◆ **GIVEN TEXT**
════════════════

The other day I got caught up in some “discussions” on the subject of Sports vs The Arts. I’m not a huge sports fan but I do enjoy the concept of the game and of competition itself. This is not an endorsement of “militarism 101,” as a certain friend of mine will insist. If anything, fair sports play tends to defuse belligerence and violent hostility rather than promote it. Although, I do agree with her that the NFL is a crock of capitalistic shit and, furthermore, it’s my opinion that professional American sports are headed for a toppling of financial importance. But that’s a whole ‘nother rant, and I’m not here to inflict the evils of the game onto its players. Heroes or villains, they’re human beings who have their own share of problems that most non-players won’t understand.
Another friend, who I didn’t suspect of having any affinity for sports, put on the table the words of Carolina Panthers quarterback Cam Newton:
“…I just want to become relatable, you know what I’m saying? It’s bigger than race. It’s more so of opening up a door for guys that don’t want to be labeled, that have bigger views and say: ‘Well, I’m in this situation, I’m living in this environment right now, but I also want to be an artist, I want to be a poet. But I don’t have the means, you know, to necessarily do the right things at this point.’ As for me, I just want to give those people hope.”
Smart man. Sounds like he’s got some stories to tell and I hope he writes them down. I’ll read that book, just as I’ve read classic sports writing by guys like Roger Angell and Troy Soos (whose novel “Hanging Curve” I recommend highly). But this whole thing made me remember the poetry of one of America’s greatest athletes and, like it or not, purveyors of pugilism, Muhammad Ali. I don’t care what anyone says, Ali’s poetry was easily on par with the comic verse of Ernest Thayer:
“I done wrestled with an alligator, I done tussled with a whale;
Handcuffed lightning, thrown thunder in jail;
Only last week, I murdered a rock, injured a stone, hospitalized a brick;
I’m so mean I make medicine sick.”

════════════════

Records from a dataset:
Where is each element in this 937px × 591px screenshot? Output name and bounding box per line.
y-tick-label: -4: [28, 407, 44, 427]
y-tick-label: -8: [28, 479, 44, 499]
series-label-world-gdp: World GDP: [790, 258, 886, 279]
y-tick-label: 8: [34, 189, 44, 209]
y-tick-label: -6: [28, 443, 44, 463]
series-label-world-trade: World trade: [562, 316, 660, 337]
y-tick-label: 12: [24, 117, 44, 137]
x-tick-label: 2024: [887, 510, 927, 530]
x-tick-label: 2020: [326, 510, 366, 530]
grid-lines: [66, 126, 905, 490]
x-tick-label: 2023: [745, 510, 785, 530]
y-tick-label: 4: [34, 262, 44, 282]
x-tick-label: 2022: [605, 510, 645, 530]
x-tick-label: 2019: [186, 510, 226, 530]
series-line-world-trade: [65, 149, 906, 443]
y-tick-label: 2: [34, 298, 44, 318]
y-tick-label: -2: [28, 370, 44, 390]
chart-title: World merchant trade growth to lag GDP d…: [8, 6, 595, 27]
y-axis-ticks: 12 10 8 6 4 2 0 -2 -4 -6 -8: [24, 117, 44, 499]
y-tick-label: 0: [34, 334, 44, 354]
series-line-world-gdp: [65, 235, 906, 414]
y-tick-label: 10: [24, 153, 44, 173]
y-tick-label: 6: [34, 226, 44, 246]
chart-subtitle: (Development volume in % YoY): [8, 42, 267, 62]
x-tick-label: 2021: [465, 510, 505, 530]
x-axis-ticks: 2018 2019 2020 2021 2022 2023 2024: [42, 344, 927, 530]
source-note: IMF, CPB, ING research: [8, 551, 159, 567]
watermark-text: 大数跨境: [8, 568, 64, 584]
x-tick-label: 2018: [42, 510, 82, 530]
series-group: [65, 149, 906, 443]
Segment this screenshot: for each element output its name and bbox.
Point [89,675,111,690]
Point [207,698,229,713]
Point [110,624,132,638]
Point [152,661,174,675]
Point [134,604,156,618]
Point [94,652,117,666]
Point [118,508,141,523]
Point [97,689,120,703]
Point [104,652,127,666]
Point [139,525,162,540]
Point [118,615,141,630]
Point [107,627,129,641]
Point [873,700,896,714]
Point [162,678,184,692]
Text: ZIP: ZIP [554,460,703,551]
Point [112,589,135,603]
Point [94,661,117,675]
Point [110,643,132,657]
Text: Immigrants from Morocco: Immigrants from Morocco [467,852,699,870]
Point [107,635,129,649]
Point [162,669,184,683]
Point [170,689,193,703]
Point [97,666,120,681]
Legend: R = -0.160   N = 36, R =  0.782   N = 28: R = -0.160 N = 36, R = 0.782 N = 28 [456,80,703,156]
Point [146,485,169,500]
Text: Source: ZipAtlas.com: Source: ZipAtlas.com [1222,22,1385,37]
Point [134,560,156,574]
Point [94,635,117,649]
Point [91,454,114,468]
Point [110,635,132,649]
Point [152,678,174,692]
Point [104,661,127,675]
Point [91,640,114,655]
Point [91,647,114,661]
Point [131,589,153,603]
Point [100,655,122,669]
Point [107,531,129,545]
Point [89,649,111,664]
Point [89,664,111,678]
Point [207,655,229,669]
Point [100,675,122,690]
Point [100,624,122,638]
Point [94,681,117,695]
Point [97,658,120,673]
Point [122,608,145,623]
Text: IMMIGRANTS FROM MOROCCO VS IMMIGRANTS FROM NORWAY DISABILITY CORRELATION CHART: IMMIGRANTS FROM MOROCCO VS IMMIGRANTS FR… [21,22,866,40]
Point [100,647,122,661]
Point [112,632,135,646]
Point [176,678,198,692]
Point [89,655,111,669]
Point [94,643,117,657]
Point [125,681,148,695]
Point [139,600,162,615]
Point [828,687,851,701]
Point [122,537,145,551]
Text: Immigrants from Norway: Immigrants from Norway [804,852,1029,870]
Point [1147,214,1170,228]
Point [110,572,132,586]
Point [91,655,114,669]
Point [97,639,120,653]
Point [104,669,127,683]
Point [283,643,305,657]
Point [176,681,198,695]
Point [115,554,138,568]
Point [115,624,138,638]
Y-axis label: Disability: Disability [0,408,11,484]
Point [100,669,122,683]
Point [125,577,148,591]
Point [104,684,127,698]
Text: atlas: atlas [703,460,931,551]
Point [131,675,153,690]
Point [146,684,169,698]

════════════════

◆ **YOUR OBJECTIVE**
Continue the post on sports versus the arts from where it stops. The records have nothing to do with this.

◆ **RESPONSE AREA**
“Clay comes out to meet Liston and Liston starts to retreat.
If Liston goes back an inch farther, he’ll end up in a ringside seat.
Clay swings to the left, Clay swings to the right!
Look at Cassius carry the fight!
Liston keeps backing, but there’s not enough room.
It’s a matter of time until Clay lowers the boom.
Clay lands with a right, what a beautiful swing!
And the punch raises the bear clear out of the ring.
Yes the crowd did not dream when they laid down their money
that they would see a total eclipse of the Sonny.”
Once reviled, the man persevered and proved he was a king. He remains so. The Lord of The Ring. A great American who stood up, ready to fight for what he believed, and knew how he wanted to be remembered:
“I’d like for them to say he took a few cups of love, he took one tablespoon of patience, one teaspoon of generosity, one pint of kindness, he took one quart of laughter, one pinch of concern, and then he mixed willingness with happiness. He added lots of faith and he stirred it up well. Then he spread it over the span of a lifetime and he served to each and every deserving person he met.”
I salute you, Muhammad. Against the world may you have the last word:
“I don’t have to be what you want me to be. I’m free to be who I wanna be and think what I wanna think.”